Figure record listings
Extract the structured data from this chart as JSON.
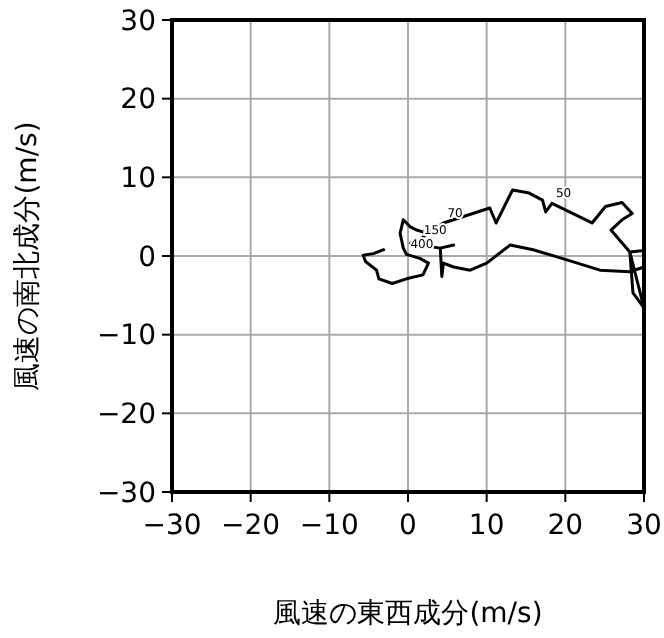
{
  "chart_data": {
    "type": "line",
    "xlabel": "風速の東西成分(m/s)",
    "ylabel": "風速の南北成分(m/s)",
    "xlim": [
      -30,
      30
    ],
    "ylim": [
      -30,
      30
    ],
    "xticks": [
      -30,
      -20,
      -10,
      0,
      10,
      20,
      30
    ],
    "yticks": [
      -30,
      -20,
      -10,
      0,
      10,
      20,
      30
    ],
    "grid": true,
    "line_style": "solid",
    "series": [
      {
        "color": "#000000",
        "x": [
          -3.1,
          -4.4,
          -5.7,
          -5.4,
          -4.0,
          -3.7,
          -2.0,
          -0.2,
          1.9,
          2.6,
          1.5,
          -0.2,
          -0.6,
          -1.0,
          -0.6,
          0.3,
          1.1,
          2.4,
          1.5,
          0.3,
          4.1,
          5.8,
          4.1,
          4.3,
          4.5,
          5.8,
          7.9,
          10,
          13,
          15.9,
          20.2,
          24.4,
          28.2,
          30,
          30,
          28.2,
          28.6,
          30,
          28.2,
          25.8,
          27.2,
          28.5,
          27.2,
          25.1,
          23.4,
          18.3,
          17.5,
          17.1,
          15.4,
          13.3,
          11.2,
          10.4,
          4.5,
          2.4
        ],
        "values": [
          0.8,
          0.3,
          0.1,
          -0.7,
          -1.8,
          -2.9,
          -3.5,
          -2.9,
          -2.4,
          -0.9,
          -0.3,
          0.2,
          1.0,
          2.9,
          4.6,
          3.7,
          3.3,
          2.9,
          2.0,
          1.6,
          1.0,
          1.4,
          1.0,
          -2.6,
          -0.9,
          -1.4,
          -1.8,
          -0.9,
          1.4,
          0.8,
          -0.5,
          -1.8,
          -2.0,
          -1.4,
          0.7,
          0.5,
          -4.7,
          -6.6,
          0.5,
          3.3,
          4.6,
          5.4,
          6.8,
          6.3,
          4.2,
          6.7,
          5.6,
          7.1,
          8.0,
          8.4,
          4.2,
          6.1,
          4.2,
          2.9
        ]
      }
    ],
    "annotations": [
      {
        "text": "50",
        "x": 18.3,
        "y": 6.7
      },
      {
        "text": "70",
        "x": 4.5,
        "y": 4.2
      },
      {
        "text": "150",
        "x": 1.5,
        "y": 2.0
      },
      {
        "text": "400",
        "x": -0.2,
        "y": 0.2
      }
    ]
  }
}
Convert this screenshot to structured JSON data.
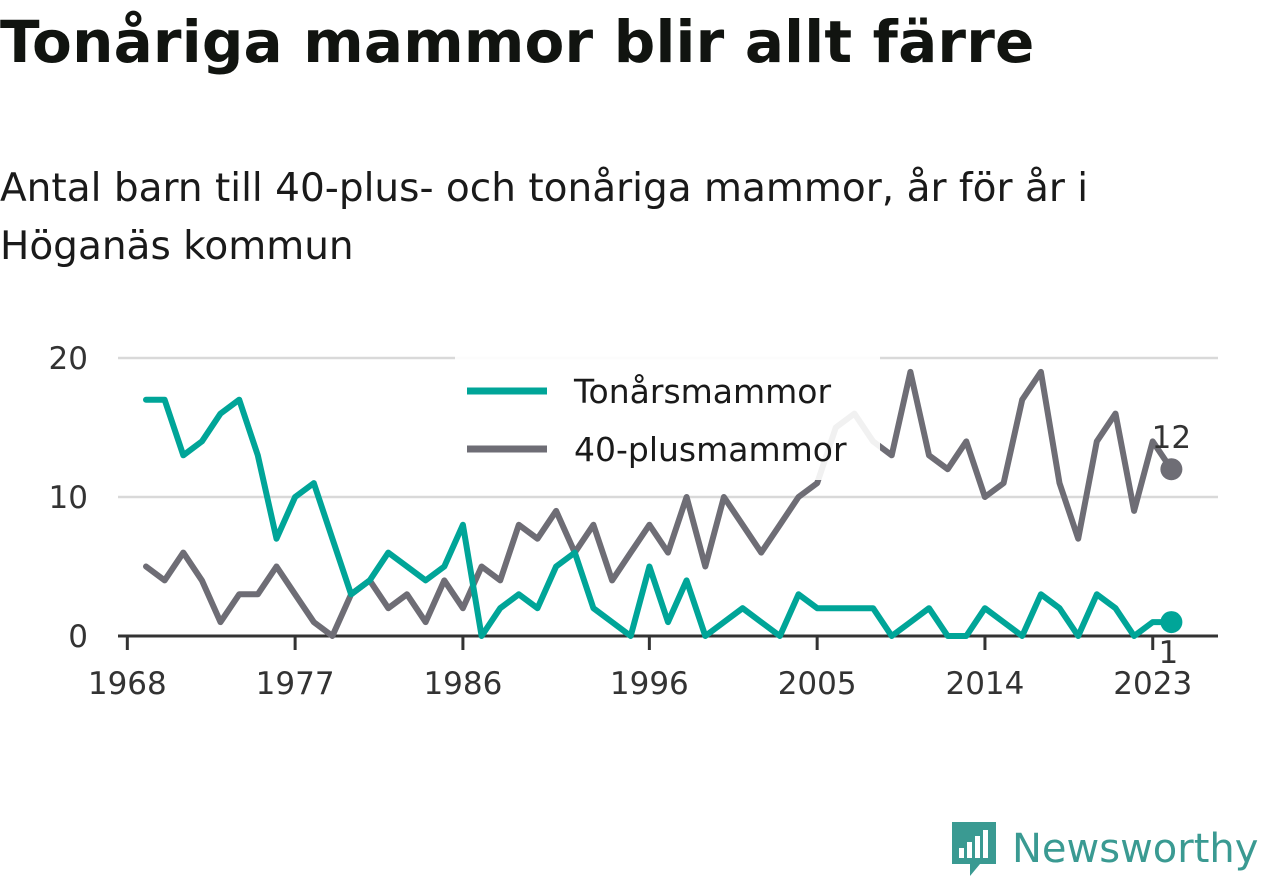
{
  "title": "Tonåriga mammor blir allt färre",
  "subtitle": "Antal barn till 40-plus- och tonåriga mammor, år för år i Höganäs kommun",
  "brand": "Newsworthy",
  "colors": {
    "teen": "#00a598",
    "plus40": "#6e6d75",
    "grid": "#d9d9d9",
    "axis": "#333333",
    "brand": "#3a9a92"
  },
  "chart_data": {
    "type": "line",
    "x": [
      1969,
      1970,
      1971,
      1972,
      1973,
      1974,
      1975,
      1976,
      1977,
      1978,
      1979,
      1980,
      1981,
      1982,
      1983,
      1984,
      1985,
      1986,
      1987,
      1988,
      1989,
      1990,
      1991,
      1992,
      1993,
      1994,
      1995,
      1996,
      1997,
      1998,
      1999,
      2000,
      2001,
      2002,
      2003,
      2004,
      2005,
      2006,
      2007,
      2008,
      2009,
      2010,
      2011,
      2012,
      2013,
      2014,
      2015,
      2016,
      2017,
      2018,
      2019,
      2020,
      2021,
      2022,
      2023,
      2024
    ],
    "series": [
      {
        "name": "Tonårsmammor",
        "color": "#00a598",
        "values": [
          17,
          17,
          13,
          14,
          16,
          17,
          13,
          7,
          10,
          11,
          7,
          3,
          4,
          6,
          5,
          4,
          5,
          8,
          0,
          2,
          3,
          2,
          5,
          6,
          2,
          1,
          0,
          5,
          1,
          4,
          0,
          1,
          2,
          1,
          0,
          3,
          2,
          2,
          2,
          2,
          0,
          1,
          2,
          0,
          0,
          2,
          1,
          0,
          3,
          2,
          0,
          3,
          2,
          0,
          1,
          1
        ]
      },
      {
        "name": "40-plusmammor",
        "color": "#6e6d75",
        "values": [
          5,
          4,
          6,
          4,
          1,
          3,
          3,
          5,
          3,
          1,
          0,
          3,
          4,
          2,
          3,
          1,
          4,
          2,
          5,
          4,
          8,
          7,
          9,
          6,
          8,
          4,
          6,
          8,
          6,
          10,
          5,
          10,
          8,
          6,
          8,
          10,
          11,
          15,
          16,
          14,
          13,
          19,
          13,
          12,
          14,
          10,
          11,
          17,
          19,
          11,
          7,
          14,
          16,
          9,
          14,
          12
        ]
      }
    ],
    "x_ticks": [
      "1968",
      "1977",
      "1986",
      "1996",
      "2005",
      "2014",
      "2023"
    ],
    "y_ticks": [
      "0",
      "10",
      "20"
    ],
    "end_labels": {
      "Tonårsmammor": "1",
      "40-plusmammor": "12"
    },
    "ylim": [
      0,
      20
    ],
    "xlim": [
      1967.5,
      2026.5
    ],
    "grid": true,
    "legend_position": "top-center"
  }
}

• **WORK TO BE COMPLETED**: From the data above, copy out every line with the string "name" in it.

• **PROBLEM SOLUTION**:
        "name": "Tonårsmammor",
        "name": "40-plusmammor",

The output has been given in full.